TASK OBJECTIVE:
From the listing below, extract every line containing "JSON".

PROVIDED MATERIAL:

>> START

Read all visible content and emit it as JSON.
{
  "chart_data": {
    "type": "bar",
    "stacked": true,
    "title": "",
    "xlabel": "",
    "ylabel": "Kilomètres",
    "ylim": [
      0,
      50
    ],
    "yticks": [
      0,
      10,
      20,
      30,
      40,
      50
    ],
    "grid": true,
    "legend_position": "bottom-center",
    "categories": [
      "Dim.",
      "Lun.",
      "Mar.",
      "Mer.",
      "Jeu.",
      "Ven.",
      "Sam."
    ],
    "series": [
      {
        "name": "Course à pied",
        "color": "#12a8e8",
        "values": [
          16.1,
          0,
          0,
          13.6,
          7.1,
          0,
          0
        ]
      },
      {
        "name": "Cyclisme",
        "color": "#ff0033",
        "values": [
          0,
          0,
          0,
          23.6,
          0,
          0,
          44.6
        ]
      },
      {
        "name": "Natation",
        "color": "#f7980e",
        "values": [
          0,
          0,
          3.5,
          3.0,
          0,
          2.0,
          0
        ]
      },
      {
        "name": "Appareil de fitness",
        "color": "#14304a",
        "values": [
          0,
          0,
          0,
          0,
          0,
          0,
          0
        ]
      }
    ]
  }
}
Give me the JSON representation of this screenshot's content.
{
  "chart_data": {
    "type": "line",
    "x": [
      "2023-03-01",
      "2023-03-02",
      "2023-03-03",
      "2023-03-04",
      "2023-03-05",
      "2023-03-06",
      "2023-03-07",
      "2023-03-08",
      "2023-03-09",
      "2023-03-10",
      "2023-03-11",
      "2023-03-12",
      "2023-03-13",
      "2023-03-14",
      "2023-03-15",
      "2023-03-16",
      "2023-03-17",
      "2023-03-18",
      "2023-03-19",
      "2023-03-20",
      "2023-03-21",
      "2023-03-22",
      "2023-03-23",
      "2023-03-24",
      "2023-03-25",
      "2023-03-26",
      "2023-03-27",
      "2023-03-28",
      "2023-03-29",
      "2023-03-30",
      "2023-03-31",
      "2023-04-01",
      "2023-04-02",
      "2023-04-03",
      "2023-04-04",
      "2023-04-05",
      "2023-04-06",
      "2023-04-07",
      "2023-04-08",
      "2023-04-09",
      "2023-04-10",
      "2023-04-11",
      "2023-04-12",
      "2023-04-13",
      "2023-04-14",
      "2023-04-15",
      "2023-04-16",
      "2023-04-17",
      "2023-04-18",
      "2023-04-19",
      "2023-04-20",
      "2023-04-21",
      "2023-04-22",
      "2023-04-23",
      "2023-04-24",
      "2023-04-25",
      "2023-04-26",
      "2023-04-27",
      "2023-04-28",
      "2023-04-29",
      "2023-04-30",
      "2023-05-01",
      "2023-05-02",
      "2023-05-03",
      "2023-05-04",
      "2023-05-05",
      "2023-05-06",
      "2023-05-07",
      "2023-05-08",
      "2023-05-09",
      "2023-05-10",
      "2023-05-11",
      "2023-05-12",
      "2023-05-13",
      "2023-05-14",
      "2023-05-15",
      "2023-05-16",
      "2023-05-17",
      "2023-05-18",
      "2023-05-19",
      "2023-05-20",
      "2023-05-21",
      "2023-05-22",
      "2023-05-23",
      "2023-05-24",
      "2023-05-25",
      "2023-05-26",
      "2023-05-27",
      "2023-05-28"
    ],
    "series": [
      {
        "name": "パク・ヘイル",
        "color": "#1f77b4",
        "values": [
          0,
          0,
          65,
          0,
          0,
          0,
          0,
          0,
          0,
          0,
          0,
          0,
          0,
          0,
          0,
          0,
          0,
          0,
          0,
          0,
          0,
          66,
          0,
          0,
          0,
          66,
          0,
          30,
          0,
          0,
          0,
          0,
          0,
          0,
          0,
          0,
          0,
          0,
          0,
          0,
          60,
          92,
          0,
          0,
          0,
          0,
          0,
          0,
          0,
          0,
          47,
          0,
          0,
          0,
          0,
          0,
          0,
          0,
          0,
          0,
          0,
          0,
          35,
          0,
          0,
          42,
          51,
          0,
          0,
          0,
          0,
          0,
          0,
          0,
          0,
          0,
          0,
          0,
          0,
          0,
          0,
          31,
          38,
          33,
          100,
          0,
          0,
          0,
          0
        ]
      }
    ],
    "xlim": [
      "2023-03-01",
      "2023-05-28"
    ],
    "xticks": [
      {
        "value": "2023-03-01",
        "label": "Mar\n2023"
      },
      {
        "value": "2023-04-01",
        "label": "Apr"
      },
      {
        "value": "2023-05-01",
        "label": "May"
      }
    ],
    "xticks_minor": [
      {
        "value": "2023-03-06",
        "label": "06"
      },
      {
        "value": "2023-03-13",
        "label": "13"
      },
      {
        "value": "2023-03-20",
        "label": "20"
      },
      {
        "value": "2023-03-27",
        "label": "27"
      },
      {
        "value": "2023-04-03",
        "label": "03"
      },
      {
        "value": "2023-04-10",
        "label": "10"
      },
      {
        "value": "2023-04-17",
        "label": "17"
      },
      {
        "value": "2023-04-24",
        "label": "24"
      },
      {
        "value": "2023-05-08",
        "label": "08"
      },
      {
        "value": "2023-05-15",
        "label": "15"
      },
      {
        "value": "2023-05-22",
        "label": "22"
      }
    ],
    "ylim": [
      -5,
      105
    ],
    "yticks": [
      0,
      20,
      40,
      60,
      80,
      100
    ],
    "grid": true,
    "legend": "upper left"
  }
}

>> END

SOLUTION BELOW:
Read all visible content and emit it as JSON.
Give me the JSON representation of this screenshot's content.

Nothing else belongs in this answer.